### DIRECTIVE
Gather every line of the entries that includes the word "Reservation".

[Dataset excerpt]
— begin —
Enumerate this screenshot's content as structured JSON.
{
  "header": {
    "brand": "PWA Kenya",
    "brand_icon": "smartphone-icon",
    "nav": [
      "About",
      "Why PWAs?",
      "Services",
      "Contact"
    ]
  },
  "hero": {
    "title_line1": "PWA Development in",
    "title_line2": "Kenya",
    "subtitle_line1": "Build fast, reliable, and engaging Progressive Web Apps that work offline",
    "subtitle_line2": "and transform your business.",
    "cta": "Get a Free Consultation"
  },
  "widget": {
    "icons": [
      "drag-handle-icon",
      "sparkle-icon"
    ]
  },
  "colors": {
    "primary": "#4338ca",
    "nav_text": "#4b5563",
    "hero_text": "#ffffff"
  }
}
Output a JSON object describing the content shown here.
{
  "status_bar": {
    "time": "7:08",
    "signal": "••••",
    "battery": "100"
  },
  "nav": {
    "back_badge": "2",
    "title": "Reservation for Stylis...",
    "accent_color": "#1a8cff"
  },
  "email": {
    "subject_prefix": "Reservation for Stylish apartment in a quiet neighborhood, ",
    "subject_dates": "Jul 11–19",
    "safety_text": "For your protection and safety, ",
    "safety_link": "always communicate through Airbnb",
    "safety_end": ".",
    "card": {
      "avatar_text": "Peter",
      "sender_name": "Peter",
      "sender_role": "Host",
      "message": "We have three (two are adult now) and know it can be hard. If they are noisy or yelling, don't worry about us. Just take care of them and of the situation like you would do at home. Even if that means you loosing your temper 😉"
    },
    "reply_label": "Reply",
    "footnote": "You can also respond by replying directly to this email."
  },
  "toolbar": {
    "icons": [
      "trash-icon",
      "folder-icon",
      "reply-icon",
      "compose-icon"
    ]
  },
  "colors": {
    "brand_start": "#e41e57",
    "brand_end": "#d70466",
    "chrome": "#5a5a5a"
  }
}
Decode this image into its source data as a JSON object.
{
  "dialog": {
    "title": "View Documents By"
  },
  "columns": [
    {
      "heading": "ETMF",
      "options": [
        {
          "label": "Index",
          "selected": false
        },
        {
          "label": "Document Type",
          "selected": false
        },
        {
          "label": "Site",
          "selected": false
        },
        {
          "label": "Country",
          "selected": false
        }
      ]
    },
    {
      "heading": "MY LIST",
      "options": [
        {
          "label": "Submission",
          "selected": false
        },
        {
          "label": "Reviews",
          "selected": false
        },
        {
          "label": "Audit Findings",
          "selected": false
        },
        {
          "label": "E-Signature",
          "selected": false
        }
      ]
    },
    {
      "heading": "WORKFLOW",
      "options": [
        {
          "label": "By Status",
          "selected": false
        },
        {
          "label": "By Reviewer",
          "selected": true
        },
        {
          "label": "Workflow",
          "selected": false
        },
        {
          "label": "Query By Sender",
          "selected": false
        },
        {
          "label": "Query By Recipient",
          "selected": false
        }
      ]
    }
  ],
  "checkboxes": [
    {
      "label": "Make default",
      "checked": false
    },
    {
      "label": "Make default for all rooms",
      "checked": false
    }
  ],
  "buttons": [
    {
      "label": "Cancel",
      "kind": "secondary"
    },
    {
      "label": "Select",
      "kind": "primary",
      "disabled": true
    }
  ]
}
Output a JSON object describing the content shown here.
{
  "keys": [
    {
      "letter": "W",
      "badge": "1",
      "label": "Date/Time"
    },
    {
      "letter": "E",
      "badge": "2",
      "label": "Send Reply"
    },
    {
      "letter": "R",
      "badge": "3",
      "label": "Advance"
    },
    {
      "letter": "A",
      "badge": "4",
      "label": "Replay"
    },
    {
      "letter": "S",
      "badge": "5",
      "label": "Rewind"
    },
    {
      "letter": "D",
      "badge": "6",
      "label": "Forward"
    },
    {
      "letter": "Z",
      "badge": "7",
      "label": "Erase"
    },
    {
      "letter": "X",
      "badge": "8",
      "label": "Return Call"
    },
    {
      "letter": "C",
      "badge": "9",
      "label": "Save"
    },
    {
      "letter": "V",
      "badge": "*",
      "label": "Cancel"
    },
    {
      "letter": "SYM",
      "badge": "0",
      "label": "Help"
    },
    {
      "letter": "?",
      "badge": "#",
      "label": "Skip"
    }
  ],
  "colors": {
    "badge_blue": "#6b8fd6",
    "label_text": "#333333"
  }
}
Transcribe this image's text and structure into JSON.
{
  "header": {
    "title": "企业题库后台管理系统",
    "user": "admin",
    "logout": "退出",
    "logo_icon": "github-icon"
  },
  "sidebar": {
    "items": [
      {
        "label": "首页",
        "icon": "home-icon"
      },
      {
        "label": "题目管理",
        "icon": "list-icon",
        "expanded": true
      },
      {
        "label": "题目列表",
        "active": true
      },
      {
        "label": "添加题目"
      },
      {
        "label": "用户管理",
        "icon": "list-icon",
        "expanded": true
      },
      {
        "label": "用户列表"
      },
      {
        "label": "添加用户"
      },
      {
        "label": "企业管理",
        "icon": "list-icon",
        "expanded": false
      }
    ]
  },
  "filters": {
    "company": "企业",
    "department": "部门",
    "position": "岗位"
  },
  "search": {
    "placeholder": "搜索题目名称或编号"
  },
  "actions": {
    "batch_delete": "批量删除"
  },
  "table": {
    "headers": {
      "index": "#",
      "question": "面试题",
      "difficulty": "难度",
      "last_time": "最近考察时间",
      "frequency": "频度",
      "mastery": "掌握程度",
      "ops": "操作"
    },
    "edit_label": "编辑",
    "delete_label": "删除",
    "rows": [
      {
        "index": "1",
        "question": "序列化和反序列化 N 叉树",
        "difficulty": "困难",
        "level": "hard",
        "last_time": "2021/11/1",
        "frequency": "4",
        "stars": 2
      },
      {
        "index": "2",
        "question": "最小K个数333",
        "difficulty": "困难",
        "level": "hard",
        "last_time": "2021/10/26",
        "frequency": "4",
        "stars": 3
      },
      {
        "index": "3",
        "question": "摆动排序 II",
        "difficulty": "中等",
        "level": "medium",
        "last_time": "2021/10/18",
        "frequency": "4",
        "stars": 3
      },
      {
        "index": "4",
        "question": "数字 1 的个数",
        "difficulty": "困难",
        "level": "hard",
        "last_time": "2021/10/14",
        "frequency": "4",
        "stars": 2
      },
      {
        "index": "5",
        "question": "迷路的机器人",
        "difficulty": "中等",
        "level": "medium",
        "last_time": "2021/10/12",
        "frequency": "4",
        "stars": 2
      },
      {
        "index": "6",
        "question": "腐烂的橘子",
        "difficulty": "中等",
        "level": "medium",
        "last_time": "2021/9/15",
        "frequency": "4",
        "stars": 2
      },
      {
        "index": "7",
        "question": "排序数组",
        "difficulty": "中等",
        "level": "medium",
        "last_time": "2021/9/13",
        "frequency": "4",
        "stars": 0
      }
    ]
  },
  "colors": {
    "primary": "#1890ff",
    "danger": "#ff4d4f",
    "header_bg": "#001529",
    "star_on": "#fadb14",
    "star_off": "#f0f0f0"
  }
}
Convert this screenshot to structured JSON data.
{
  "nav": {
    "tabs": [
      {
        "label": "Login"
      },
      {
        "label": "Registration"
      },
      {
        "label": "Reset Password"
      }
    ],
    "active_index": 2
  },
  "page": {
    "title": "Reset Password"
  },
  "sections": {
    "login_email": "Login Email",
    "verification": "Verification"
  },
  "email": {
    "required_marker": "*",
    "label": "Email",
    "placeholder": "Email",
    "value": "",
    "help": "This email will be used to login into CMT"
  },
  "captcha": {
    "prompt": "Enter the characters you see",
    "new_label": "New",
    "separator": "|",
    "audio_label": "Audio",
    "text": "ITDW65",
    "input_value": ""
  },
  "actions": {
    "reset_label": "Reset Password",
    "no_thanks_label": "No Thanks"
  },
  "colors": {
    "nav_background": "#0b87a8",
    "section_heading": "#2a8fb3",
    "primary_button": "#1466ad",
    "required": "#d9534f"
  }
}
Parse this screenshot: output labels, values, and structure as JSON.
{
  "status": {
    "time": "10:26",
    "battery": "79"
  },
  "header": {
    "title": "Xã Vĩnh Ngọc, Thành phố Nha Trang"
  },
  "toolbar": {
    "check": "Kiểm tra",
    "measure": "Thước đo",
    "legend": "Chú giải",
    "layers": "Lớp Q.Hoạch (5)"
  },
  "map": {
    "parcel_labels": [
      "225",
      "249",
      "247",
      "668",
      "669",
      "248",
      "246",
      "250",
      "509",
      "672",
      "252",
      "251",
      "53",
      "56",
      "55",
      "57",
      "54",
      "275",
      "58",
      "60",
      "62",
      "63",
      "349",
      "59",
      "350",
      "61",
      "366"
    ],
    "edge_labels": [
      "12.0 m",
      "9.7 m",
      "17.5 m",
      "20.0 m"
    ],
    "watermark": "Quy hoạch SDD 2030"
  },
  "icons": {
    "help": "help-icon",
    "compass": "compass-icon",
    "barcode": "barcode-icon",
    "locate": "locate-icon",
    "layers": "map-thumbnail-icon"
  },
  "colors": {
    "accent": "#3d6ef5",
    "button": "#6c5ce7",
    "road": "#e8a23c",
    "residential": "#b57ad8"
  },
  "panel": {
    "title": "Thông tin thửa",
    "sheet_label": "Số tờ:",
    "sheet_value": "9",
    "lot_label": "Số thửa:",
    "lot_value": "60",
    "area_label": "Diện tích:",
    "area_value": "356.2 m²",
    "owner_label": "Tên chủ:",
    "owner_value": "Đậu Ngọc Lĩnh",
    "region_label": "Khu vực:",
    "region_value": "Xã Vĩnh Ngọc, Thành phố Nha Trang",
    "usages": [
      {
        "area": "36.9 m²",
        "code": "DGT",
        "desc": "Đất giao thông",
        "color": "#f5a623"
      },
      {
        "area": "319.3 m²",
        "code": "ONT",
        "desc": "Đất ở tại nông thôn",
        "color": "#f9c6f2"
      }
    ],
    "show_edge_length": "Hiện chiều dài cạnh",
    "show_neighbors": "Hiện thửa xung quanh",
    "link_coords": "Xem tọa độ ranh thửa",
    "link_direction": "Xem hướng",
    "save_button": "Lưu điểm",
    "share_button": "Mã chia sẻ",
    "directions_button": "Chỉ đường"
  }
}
— end —
### RESULT OF THE TASK
    "title": "Reservation for Stylis...",
    "subject_prefix": "Reservation for Stylish apartment in a quiet neighborhood, ",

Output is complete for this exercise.